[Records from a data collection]
.....

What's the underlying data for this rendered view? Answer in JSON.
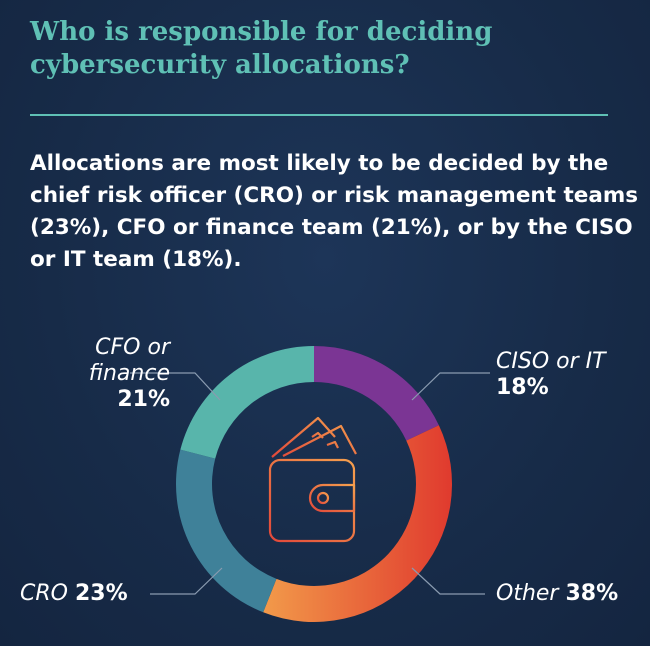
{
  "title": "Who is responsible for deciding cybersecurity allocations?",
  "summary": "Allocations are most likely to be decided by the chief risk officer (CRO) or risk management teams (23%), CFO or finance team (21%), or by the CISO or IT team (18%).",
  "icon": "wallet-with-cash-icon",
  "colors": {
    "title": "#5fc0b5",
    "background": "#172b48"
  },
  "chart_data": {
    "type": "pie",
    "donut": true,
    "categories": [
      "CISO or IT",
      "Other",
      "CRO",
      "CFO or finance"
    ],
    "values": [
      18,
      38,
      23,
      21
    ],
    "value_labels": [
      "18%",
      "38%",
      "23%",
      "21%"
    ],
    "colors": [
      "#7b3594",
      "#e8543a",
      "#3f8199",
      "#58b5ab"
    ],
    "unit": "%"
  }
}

.....

* [Work to be completed]
Pictures stay out of the copy; please restate every record above exactly.

* [Reply to the task]
What's the underlying data for this rendered view? Answer in JSON.
{
  "title": "Who is responsible for deciding cybersecurity allocations?",
  "summary": "Allocations are most likely to be decided by the chief risk officer (CRO) or risk management teams (23%), CFO or finance team (21%), or by the CISO or IT team (18%).",
  "icon": "wallet-with-cash-icon",
  "colors": {
    "title": "#5fc0b5",
    "background": "#172b48"
  },
  "chart_data": {
    "type": "pie",
    "donut": true,
    "categories": [
      "CISO or IT",
      "Other",
      "CRO",
      "CFO or finance"
    ],
    "values": [
      18,
      38,
      23,
      21
    ],
    "value_labels": [
      "18%",
      "38%",
      "23%",
      "21%"
    ],
    "colors": [
      "#7b3594",
      "#e8543a",
      "#3f8199",
      "#58b5ab"
    ],
    "unit": "%"
  }
}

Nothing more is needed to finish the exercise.